Using the material below, copy every line where "xlabel" appears.

EXERCISE DATA ▸
* start *

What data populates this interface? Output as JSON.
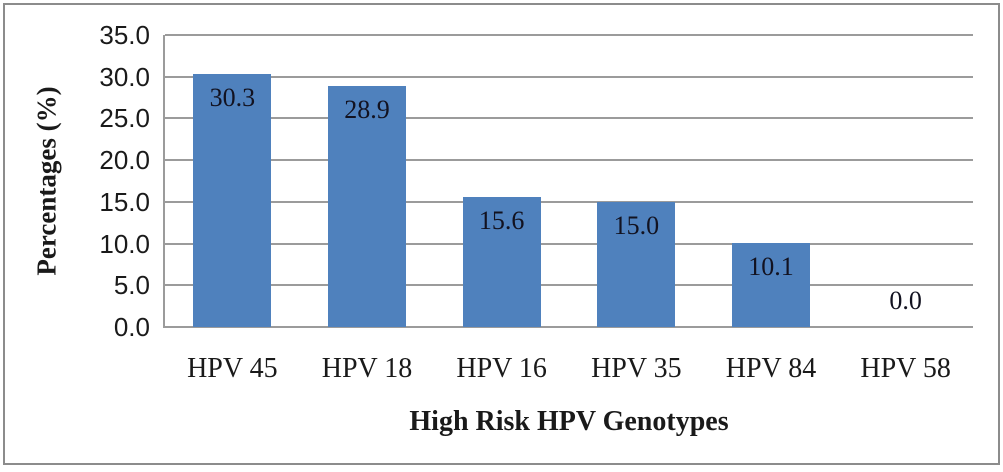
{
  "chart_data": {
    "type": "bar",
    "categories": [
      "HPV 45",
      "HPV 18",
      "HPV 16",
      "HPV 35",
      "HPV 84",
      "HPV 58"
    ],
    "values": [
      30.3,
      28.9,
      15.6,
      15.0,
      10.1,
      0.0
    ],
    "value_labels": [
      "30.3",
      "28.9",
      "15.6",
      "15.0",
      "10.1",
      "0.0"
    ],
    "title": "",
    "xlabel": "High Risk HPV Genotypes",
    "ylabel": "Percentages (%)",
    "ylim": [
      0,
      35
    ],
    "yticks": [
      0,
      5,
      10,
      15,
      20,
      25,
      30,
      35
    ],
    "ytick_labels": [
      "0.0",
      "5.0",
      "10.0",
      "15.0",
      "20.0",
      "25.0",
      "30.0",
      "35.0"
    ],
    "grid": "horizontal",
    "legend": "none",
    "data_label_position": "inside-end",
    "bar_color": "#4F81BD",
    "gridline_color": "#9B9B9B",
    "axis_color": "#9B9B9B",
    "text_color": "#1A1A1A",
    "figure_border_color": "#8C8C8C"
  }
}
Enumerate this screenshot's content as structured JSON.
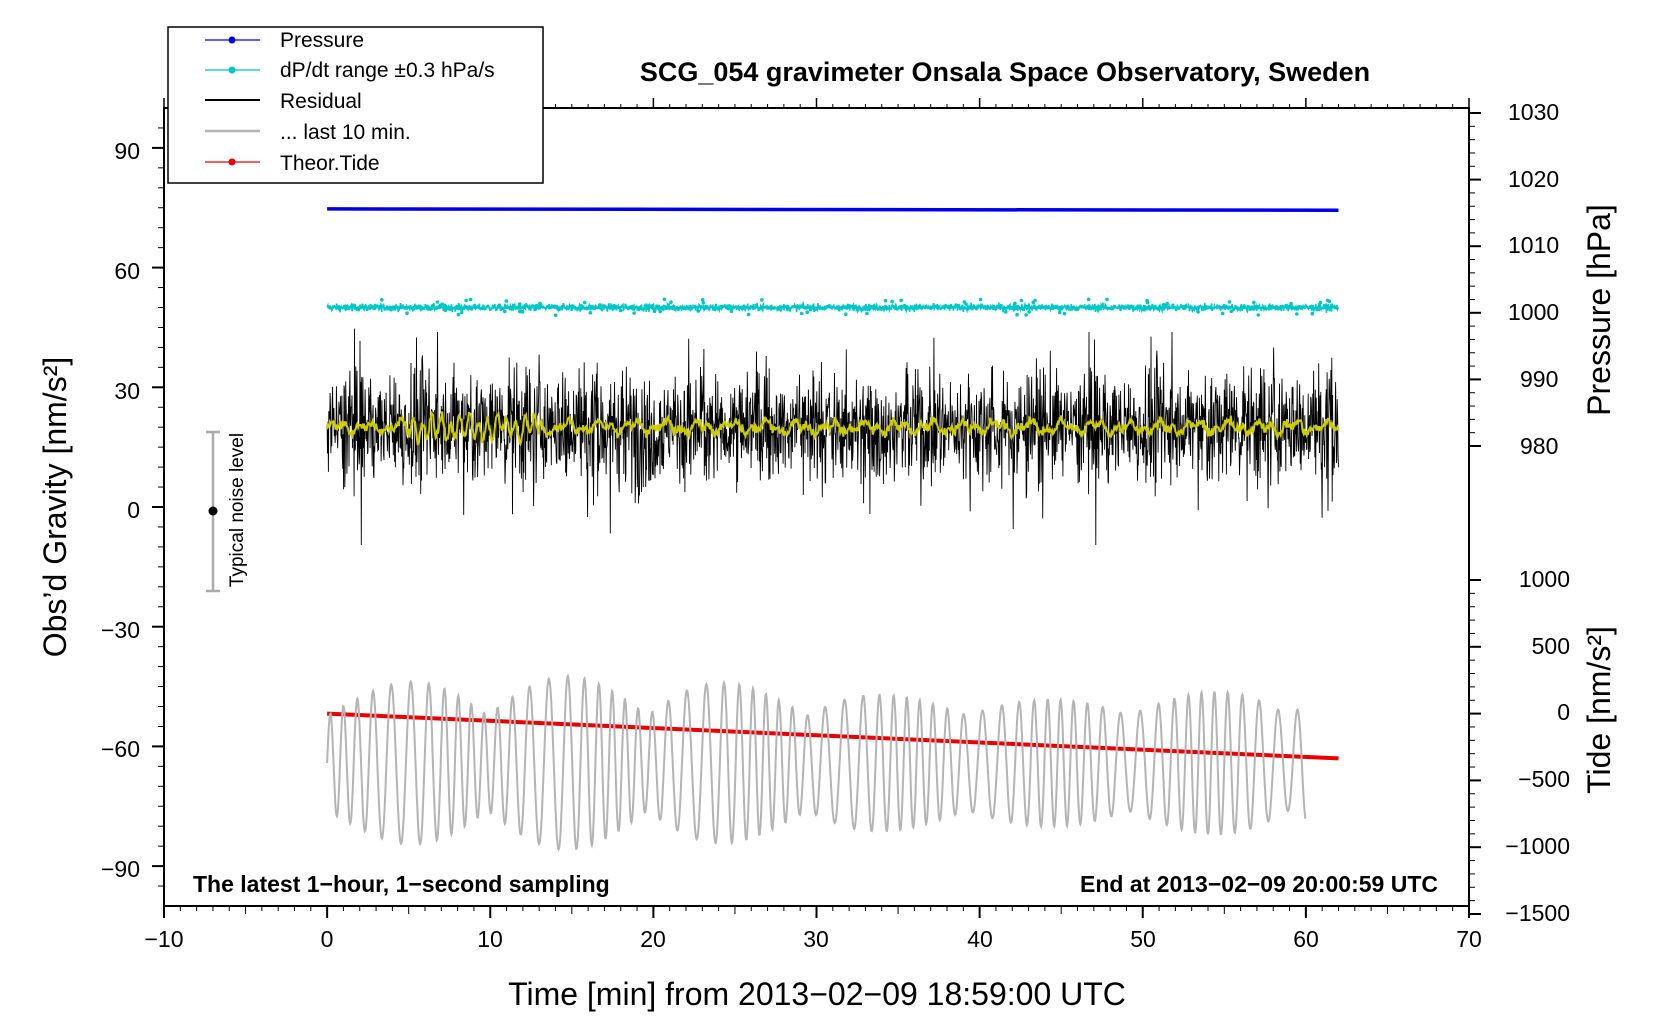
{
  "chart_data": {
    "type": "line",
    "title": "SCG_054 gravimeter Onsala Space Observatory, Sweden",
    "xlabel": "Time [min] from 2013−02−09 18:59:00 UTC",
    "ylabel_left": "Obs’d Gravity [nm/s²]",
    "ylabel_right_pressure": "Pressure [hPa]",
    "ylabel_right_tide": "Tide [nm/s²]",
    "xlim": [
      -10,
      70
    ],
    "ylim_left": [
      -100,
      100
    ],
    "x_ticks": [
      "−10",
      "0",
      "10",
      "20",
      "30",
      "40",
      "50",
      "60",
      "70"
    ],
    "x_tick_values": [
      -10,
      0,
      10,
      20,
      30,
      40,
      50,
      60,
      70
    ],
    "y_left_ticks": [
      "90",
      "60",
      "30",
      "0",
      "−30",
      "−60",
      "−90"
    ],
    "y_left_tick_values": [
      90,
      60,
      30,
      0,
      -30,
      -60,
      -90
    ],
    "pressure_axis": {
      "ticks": [
        "1030",
        "1020",
        "1010",
        "1000",
        "990",
        "980"
      ],
      "tick_values": [
        1030,
        1020,
        1010,
        1000,
        990,
        980
      ],
      "range": [
        980,
        1030
      ]
    },
    "tide_axis": {
      "ticks": [
        "1000",
        "500",
        "0",
        "−500",
        "−1000",
        "−1500"
      ],
      "tick_values": [
        1000,
        500,
        0,
        -500,
        -1000,
        -1500
      ],
      "range": [
        -1500,
        1000
      ]
    },
    "legend": [
      {
        "name": "Pressure",
        "color": "#0000ee",
        "style": "line-dot"
      },
      {
        "name": "dP/dt range ±0.3 hPa/s",
        "color": "#00c8c8",
        "style": "line-dot"
      },
      {
        "name": "Residual",
        "color": "#000000",
        "style": "line"
      },
      {
        "name": "... last 10 min.",
        "color": "#b4b4b4",
        "style": "line"
      },
      {
        "name": "Theor.Tide",
        "color": "#ee0000",
        "style": "line-dot"
      }
    ],
    "series": [
      {
        "name": "Pressure",
        "axis": "pressure",
        "x_range": [
          0,
          62
        ],
        "values_start_end": [
          1015.6,
          1015.4
        ]
      },
      {
        "name": "dP/dt range ±0.3 hPa/s",
        "axis": "left",
        "x_range": [
          0,
          62
        ],
        "mean": 50,
        "spread": 1.5
      },
      {
        "name": "Residual",
        "axis": "left",
        "x_range": [
          0,
          62
        ],
        "mean": 20,
        "min": -10,
        "max": 54
      },
      {
        "name": "Residual (smoothed)",
        "axis": "left",
        "x_range": [
          0,
          62
        ],
        "mean": 20,
        "color": "#cccc00"
      },
      {
        "name": "... last 10 min.",
        "axis": "tide",
        "x_range": [
          0,
          60
        ],
        "mean": -370,
        "amplitude_max": 650
      },
      {
        "name": "Theor.Tide",
        "axis": "tide",
        "x_range": [
          0,
          62
        ],
        "values_start_end": [
          0,
          -335
        ]
      }
    ],
    "noise_bar": {
      "label": "Typical noise level",
      "x": -7,
      "center": 0,
      "half_range": 20
    },
    "annotations": {
      "bottom_left": "The latest 1−hour, 1−second sampling",
      "bottom_right": "End at 2013−02−09 20:00:59 UTC"
    }
  }
}
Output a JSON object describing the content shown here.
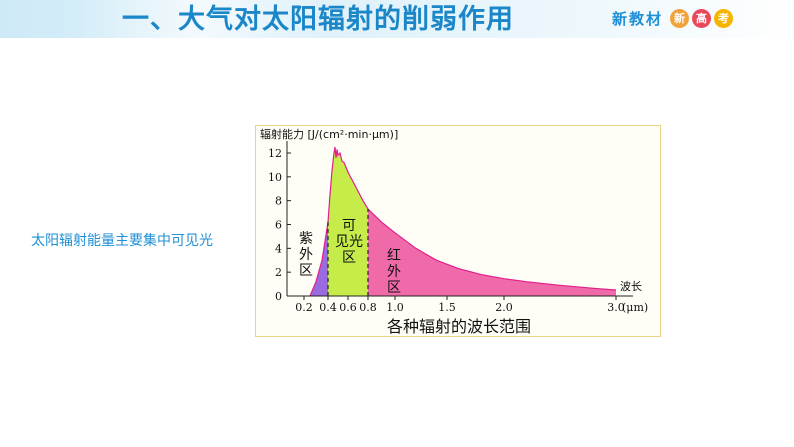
{
  "header": {
    "title": "一、大气对太阳辐射的削弱作用",
    "brand": "新教材",
    "badges": [
      {
        "char": "新",
        "color": "#f2a23a"
      },
      {
        "char": "高",
        "color": "#e9485a"
      },
      {
        "char": "考",
        "color": "#f5b400"
      }
    ]
  },
  "side_note": "太阳辐射能量主要集中可见光",
  "chart_data": {
    "type": "area",
    "title": "各种辐射的波长范围",
    "ylabel": "辐射能力 [J/(cm²·min·μm)]",
    "xlabel": "波长",
    "x_unit": "(μm)",
    "ylim": [
      0,
      12
    ],
    "yticks": [
      0,
      2,
      4,
      6,
      8,
      10,
      12
    ],
    "xtick_labels": [
      {
        "x": 0.2,
        "label": "0.2"
      },
      {
        "x": 0.4,
        "label": "0.4"
      },
      {
        "x": 0.6,
        "label": "0.6"
      },
      {
        "x": 0.8,
        "label": "0.8"
      },
      {
        "x": 1.0,
        "label": "1.0"
      },
      {
        "x": 1.5,
        "label": "1.5"
      },
      {
        "x": 2.0,
        "label": "2.0"
      },
      {
        "x": 3.0,
        "label": "3.0"
      }
    ],
    "curve": [
      [
        0.25,
        0.0
      ],
      [
        0.3,
        1.2
      ],
      [
        0.35,
        3.0
      ],
      [
        0.4,
        6.2
      ],
      [
        0.42,
        8.5
      ],
      [
        0.44,
        10.5
      ],
      [
        0.46,
        12.0
      ],
      [
        0.47,
        12.5
      ],
      [
        0.48,
        11.6
      ],
      [
        0.49,
        12.3
      ],
      [
        0.5,
        11.8
      ],
      [
        0.52,
        12.0
      ],
      [
        0.54,
        11.3
      ],
      [
        0.56,
        11.2
      ],
      [
        0.6,
        10.4
      ],
      [
        0.65,
        9.6
      ],
      [
        0.7,
        8.8
      ],
      [
        0.75,
        8.0
      ],
      [
        0.8,
        7.3
      ],
      [
        0.9,
        6.2
      ],
      [
        1.0,
        5.3
      ],
      [
        1.2,
        4.0
      ],
      [
        1.4,
        3.0
      ],
      [
        1.6,
        2.3
      ],
      [
        1.8,
        1.8
      ],
      [
        2.0,
        1.45
      ],
      [
        2.2,
        1.2
      ],
      [
        2.5,
        0.9
      ],
      [
        2.8,
        0.65
      ],
      [
        3.0,
        0.5
      ]
    ],
    "regions": [
      {
        "name": "紫外区",
        "from": 0.25,
        "to": 0.4,
        "color": "#9a6be0"
      },
      {
        "name": "可见光区",
        "from": 0.4,
        "to": 0.8,
        "color": "#c6ec4a"
      },
      {
        "name": "红外区",
        "from": 0.8,
        "to": 3.0,
        "color": "#f06aaa"
      }
    ],
    "boundaries": [
      0.4,
      0.8
    ],
    "curve_color": "#e0208a",
    "legend": "none",
    "grid": false
  }
}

* end *

THE RESULT ▸
    "xlabel": "High Risk HPV Genotypes",
    "xlabel": "Time [min] from 2013−02−09 18:59:00 UTC",
    "xlabel": "波长",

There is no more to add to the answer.